Given problem
What follows is a listing; give it again exactly, in its entirety.

-=-=-=-=-

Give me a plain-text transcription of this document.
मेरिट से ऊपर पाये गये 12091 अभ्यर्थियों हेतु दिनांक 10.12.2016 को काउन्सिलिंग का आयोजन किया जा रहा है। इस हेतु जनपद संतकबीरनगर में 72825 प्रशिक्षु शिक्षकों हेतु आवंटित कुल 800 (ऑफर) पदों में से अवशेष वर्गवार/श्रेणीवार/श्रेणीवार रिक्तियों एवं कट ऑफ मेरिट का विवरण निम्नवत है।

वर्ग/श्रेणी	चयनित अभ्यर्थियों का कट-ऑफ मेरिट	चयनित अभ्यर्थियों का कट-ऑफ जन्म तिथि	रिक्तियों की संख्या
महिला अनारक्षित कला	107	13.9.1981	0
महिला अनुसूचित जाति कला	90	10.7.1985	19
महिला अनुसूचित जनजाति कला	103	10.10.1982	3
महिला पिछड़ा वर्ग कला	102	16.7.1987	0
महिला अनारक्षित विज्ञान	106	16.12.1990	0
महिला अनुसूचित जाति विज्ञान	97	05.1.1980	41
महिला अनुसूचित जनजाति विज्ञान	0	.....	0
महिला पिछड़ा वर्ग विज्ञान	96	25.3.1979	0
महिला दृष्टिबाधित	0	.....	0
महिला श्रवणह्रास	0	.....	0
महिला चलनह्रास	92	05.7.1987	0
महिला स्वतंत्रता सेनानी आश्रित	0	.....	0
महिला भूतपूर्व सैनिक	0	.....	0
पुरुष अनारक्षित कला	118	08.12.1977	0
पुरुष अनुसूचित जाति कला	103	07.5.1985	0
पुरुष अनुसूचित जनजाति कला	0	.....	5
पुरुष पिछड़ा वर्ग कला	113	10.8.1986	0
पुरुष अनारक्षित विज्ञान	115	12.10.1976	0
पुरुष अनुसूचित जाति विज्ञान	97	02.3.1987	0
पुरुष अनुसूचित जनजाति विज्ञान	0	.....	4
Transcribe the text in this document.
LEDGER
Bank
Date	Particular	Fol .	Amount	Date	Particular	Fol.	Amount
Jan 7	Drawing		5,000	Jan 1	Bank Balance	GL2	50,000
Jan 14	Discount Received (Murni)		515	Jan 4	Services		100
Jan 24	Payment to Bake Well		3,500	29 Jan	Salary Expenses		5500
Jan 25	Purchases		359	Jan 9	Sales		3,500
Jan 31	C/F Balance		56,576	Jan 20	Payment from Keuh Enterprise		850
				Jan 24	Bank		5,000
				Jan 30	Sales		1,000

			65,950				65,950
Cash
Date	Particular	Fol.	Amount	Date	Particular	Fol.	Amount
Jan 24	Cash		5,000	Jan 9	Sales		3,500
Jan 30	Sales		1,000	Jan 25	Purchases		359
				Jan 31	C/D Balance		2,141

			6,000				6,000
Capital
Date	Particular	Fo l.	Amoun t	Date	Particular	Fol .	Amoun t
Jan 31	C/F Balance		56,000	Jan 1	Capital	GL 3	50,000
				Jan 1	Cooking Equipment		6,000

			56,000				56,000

-=-=-=-=-

Output of the exercise
Give me a plain-text transcription of this document.
मेरिट से ऊपर पाये गये 12091 अभ्यर्थियों हेतु दिनांक 10.12.2016 को काउन्सिलिंग का आयोजन किया जा रहा है। इस हेतु जनपद संतकबीरनगर में 72825 प्रशिक्षु शिक्षकों हेतु आवंटित कुल 800 (ऑफर) पदों में से अवशेष वर्गवार/श्रेणीवार/श्रेणीवार रिक्तियों एवं कट ऑफ मेरिट का विवरण निम्नवत है।

वर्ग/श्रेणी	चयनित अभ्यर्थियों का कट-ऑफ मेरिट	चयनित अभ्यर्थियों का कट-ऑफ जन्म तिथि	रिक्तियों की संख्या
महिला अनारक्षित कला	107	13.9.1981	0
महिला अनुसूचित जाति कला	90	10.7.1985	19
महिला अनुसूचित जनजाति कला	103	10.10.1982	3
महिला पिछड़ा वर्ग कला	102	16.7.1987	0
महिला अनारक्षित विज्ञान	106	16.12.1990	0
महिला अनुसूचित जाति विज्ञान	97	05.1.1980	41
महिला अनुसूचित जनजाति विज्ञान	0	.....	0
महिला पिछड़ा वर्ग विज्ञान	96	25.3.1979	0
महिला दृष्टिबाधित	0	.....	0
महिला श्रवणह्रास	0	.....	0
महिला चलनह्रास	92	05.7.1987	0
महिला स्वतंत्रता सेनानी आश्रित	0	.....	0
महिला भूतपूर्व सैनिक	0	.....	0
पुरुष अनारक्षित कला	118	08.12.1977	0
पुरुष अनुसूचित जाति कला	103	07.5.1985	0
पुरुष अनुसूचित जनजाति कला	0	.....	5
पुरुष पिछड़ा वर्ग कला	113	10.8.1986	0
पुरुष अनारक्षित विज्ञान	115	12.10.1976	0
पुरुष अनुसूचित जाति विज्ञान	97	02.3.1987	0
पुरुष अनुसूचित जनजाति विज्ञान	0	.....	4
Transcribe the text in this document.
LEDGER
Bank
Date	Particular	Fol .	Amount	Date	Particular	Fol.	Amount
Jan 7	Drawing		5,000	Jan 1	Bank Balance	GL2	50,000
Jan 14	Discount Received (Murni)		515	Jan 4	Services		100
Jan 24	Payment to Bake Well		3,500	29 Jan	Salary Expenses		5500
Jan 25	Purchases		359	Jan 9	Sales		3,500
Jan 31	C/F Balance		56,576	Jan 20	Payment from Keuh Enterprise		850
				Jan 24	Bank		5,000
				Jan 30	Sales		1,000

			65,950				65,950
Cash
Date	Particular	Fol.	Amount	Date	Particular	Fol.	Amount
Jan 24	Cash		5,000	Jan 9	Sales		3,500
Jan 30	Sales		1,000	Jan 25	Purchases		359
				Jan 31	C/D Balance		2,141

			6,000				6,000
Capital
Date	Particular	Fo l.	Amoun t	Date	Particular	Fol .	Amoun t
Jan 31	C/F Balance		56,000	Jan 1	Capital	GL 3	50,000
				Jan 1	Cooking Equipment		6,000

			56,000				56,000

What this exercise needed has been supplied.